Exercise brief
Output the lines that follow exactly as they are.

Stored entries
□ □ □ □ □ □ □

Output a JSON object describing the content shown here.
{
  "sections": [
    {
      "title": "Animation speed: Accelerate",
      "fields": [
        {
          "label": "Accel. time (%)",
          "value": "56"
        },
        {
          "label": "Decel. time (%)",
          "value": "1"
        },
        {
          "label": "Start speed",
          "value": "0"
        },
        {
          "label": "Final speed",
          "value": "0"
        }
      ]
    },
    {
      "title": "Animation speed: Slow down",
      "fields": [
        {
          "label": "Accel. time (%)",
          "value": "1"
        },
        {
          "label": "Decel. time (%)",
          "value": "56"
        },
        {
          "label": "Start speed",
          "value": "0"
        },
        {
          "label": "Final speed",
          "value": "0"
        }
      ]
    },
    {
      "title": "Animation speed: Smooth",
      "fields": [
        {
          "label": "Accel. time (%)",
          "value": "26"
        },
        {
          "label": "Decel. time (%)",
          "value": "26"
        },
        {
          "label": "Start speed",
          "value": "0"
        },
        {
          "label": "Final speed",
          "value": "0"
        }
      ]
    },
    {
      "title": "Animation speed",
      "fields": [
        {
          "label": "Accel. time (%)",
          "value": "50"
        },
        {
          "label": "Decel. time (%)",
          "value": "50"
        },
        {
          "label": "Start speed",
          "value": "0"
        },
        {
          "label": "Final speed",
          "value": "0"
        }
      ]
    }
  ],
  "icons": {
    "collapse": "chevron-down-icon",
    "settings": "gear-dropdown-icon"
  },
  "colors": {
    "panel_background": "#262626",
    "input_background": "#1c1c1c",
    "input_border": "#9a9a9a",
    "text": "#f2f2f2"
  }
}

□ □ □ □ □ □ □

Result of the exercise
Output a JSON object describing the content shown here.
{
  "sections": [
    {
      "title": "Animation speed: Accelerate",
      "fields": [
        {
          "label": "Accel. time (%)",
          "value": "56"
        },
        {
          "label": "Decel. time (%)",
          "value": "1"
        },
        {
          "label": "Start speed",
          "value": "0"
        },
        {
          "label": "Final speed",
          "value": "0"
        }
      ]
    },
    {
      "title": "Animation speed: Slow down",
      "fields": [
        {
          "label": "Accel. time (%)",
          "value": "1"
        },
        {
          "label": "Decel. time (%)",
          "value": "56"
        },
        {
          "label": "Start speed",
          "value": "0"
        },
        {
          "label": "Final speed",
          "value": "0"
        }
      ]
    },
    {
      "title": "Animation speed: Smooth",
      "fields": [
        {
          "label": "Accel. time (%)",
          "value": "26"
        },
        {
          "label": "Decel. time (%)",
          "value": "26"
        },
        {
          "label": "Start speed",
          "value": "0"
        },
        {
          "label": "Final speed",
          "value": "0"
        }
      ]
    },
    {
      "title": "Animation speed",
      "fields": [
        {
          "label": "Accel. time (%)",
          "value": "50"
        },
        {
          "label": "Decel. time (%)",
          "value": "50"
        },
        {
          "label": "Start speed",
          "value": "0"
        },
        {
          "label": "Final speed",
          "value": "0"
        }
      ]
    }
  ],
  "icons": {
    "collapse": "chevron-down-icon",
    "settings": "gear-dropdown-icon"
  },
  "colors": {
    "panel_background": "#262626",
    "input_background": "#1c1c1c",
    "input_border": "#9a9a9a",
    "text": "#f2f2f2"
  }
}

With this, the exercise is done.